▽

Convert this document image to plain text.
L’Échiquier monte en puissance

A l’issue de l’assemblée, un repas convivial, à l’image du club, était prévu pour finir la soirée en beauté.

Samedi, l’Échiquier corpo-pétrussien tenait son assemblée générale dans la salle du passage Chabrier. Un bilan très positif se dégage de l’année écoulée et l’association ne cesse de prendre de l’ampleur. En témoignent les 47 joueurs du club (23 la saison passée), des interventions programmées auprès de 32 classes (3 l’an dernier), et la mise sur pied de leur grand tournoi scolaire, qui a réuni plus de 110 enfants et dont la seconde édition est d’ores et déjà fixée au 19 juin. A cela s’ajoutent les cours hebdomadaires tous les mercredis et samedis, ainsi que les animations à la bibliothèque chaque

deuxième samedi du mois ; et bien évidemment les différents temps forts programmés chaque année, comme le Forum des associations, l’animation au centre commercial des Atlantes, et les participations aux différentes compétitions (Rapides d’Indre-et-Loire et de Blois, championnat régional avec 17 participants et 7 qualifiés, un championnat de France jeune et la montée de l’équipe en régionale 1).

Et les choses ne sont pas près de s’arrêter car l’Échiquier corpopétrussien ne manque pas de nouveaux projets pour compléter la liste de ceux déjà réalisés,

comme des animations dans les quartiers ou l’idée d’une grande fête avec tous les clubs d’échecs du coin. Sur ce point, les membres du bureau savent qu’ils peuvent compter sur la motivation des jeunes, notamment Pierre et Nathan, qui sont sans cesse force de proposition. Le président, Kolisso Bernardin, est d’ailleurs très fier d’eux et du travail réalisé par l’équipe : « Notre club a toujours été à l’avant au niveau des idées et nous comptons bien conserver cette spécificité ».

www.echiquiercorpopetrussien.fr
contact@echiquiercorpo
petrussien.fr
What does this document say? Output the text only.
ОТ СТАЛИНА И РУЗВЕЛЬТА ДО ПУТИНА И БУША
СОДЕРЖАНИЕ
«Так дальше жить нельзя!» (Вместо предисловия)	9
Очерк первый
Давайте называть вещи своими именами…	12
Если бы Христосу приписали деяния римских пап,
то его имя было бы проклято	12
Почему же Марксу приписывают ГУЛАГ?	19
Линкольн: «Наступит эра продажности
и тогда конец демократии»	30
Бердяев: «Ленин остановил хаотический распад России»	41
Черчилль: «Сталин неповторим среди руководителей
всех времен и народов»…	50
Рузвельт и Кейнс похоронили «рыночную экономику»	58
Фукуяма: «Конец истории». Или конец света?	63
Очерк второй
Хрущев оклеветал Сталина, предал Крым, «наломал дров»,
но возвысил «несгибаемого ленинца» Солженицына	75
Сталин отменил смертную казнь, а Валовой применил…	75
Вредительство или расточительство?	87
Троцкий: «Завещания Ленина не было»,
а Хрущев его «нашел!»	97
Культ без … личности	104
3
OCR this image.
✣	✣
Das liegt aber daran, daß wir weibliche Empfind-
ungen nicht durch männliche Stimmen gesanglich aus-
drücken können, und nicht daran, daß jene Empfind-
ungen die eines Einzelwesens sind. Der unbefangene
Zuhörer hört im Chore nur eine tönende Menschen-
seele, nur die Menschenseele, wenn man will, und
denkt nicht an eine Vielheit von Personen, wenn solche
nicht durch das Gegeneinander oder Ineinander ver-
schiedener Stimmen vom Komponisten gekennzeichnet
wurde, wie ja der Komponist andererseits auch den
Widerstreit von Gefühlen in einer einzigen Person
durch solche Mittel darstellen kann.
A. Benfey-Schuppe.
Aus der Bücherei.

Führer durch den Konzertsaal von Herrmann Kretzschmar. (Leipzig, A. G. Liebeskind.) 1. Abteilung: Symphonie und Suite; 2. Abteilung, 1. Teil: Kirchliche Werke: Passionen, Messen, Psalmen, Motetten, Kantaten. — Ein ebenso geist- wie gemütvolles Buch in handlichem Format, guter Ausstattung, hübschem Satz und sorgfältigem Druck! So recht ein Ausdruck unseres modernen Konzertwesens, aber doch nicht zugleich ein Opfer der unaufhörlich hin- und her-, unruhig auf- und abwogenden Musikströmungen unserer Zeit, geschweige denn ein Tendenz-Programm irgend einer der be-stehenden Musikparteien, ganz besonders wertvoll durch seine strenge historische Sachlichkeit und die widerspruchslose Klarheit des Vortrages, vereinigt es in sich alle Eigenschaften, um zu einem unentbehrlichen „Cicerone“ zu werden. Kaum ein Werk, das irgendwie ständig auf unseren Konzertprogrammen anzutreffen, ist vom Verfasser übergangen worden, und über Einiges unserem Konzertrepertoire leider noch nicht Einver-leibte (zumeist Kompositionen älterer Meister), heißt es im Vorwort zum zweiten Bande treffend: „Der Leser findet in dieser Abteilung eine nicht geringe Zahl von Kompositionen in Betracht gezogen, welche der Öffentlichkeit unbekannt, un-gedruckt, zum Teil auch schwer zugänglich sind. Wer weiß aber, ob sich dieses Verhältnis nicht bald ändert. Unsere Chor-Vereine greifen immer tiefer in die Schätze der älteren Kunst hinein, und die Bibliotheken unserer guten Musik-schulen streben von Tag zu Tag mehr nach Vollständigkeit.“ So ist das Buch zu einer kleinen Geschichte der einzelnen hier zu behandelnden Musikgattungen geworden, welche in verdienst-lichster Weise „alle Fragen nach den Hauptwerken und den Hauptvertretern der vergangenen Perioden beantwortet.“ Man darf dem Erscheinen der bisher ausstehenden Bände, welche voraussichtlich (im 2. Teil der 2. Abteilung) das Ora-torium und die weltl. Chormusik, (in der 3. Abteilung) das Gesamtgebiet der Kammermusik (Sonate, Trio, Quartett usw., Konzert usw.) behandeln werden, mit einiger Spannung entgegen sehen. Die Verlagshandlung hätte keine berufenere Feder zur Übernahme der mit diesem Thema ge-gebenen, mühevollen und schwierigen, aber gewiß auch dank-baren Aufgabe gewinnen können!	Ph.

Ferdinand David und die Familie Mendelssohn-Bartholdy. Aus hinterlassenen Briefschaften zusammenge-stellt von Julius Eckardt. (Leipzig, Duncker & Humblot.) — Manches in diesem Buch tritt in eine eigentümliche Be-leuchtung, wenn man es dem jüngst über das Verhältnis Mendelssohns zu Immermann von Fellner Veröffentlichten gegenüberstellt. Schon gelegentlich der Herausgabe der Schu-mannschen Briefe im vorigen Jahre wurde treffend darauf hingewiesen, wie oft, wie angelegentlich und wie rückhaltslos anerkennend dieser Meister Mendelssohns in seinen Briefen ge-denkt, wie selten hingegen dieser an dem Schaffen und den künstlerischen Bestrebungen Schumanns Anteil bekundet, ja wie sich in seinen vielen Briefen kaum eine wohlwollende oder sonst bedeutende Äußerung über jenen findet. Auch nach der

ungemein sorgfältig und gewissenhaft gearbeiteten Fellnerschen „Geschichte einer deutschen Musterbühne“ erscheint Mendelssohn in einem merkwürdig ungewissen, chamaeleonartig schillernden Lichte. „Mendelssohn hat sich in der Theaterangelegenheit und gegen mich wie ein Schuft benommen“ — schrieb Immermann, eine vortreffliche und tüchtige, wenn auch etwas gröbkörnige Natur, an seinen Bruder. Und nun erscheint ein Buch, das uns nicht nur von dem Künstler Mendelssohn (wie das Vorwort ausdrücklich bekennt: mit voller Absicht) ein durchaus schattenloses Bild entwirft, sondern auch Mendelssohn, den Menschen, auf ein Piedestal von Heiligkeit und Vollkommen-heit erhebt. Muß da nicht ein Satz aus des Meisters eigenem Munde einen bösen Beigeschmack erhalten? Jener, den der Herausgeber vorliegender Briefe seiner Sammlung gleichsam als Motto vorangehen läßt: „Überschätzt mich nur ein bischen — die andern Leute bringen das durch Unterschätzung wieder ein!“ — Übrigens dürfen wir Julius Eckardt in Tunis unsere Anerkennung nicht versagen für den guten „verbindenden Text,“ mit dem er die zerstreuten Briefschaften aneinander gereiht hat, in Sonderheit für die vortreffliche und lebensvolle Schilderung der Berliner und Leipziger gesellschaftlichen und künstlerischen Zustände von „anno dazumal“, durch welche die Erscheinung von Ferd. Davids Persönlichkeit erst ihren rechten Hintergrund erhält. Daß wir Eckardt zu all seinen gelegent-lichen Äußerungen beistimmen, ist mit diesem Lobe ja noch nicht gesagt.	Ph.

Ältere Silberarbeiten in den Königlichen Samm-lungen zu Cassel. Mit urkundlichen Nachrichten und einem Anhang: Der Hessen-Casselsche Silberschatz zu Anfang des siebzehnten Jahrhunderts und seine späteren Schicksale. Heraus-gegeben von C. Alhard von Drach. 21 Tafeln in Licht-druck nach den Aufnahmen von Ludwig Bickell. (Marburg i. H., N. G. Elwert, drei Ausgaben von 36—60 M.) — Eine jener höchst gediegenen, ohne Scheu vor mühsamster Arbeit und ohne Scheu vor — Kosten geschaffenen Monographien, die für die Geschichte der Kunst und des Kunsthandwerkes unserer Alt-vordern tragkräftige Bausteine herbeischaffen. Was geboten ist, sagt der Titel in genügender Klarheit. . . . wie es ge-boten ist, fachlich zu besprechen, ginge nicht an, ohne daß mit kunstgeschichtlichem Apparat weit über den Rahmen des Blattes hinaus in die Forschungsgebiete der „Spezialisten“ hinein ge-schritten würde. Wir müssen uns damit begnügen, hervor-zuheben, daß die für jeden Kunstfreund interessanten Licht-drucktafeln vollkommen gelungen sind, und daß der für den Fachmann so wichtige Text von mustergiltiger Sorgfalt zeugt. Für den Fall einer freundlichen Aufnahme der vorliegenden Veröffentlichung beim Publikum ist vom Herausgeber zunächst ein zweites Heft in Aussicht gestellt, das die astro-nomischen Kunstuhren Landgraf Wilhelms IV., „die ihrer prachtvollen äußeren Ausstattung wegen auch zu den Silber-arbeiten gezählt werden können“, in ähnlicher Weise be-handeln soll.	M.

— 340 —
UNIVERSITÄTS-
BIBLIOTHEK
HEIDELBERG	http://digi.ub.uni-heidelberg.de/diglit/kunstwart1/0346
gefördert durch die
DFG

△

In the entries above, find each line with the word "конец" and show it.

и тогда конец демократии»	30
Фукуяма: «Конец истории». Или конец света?	63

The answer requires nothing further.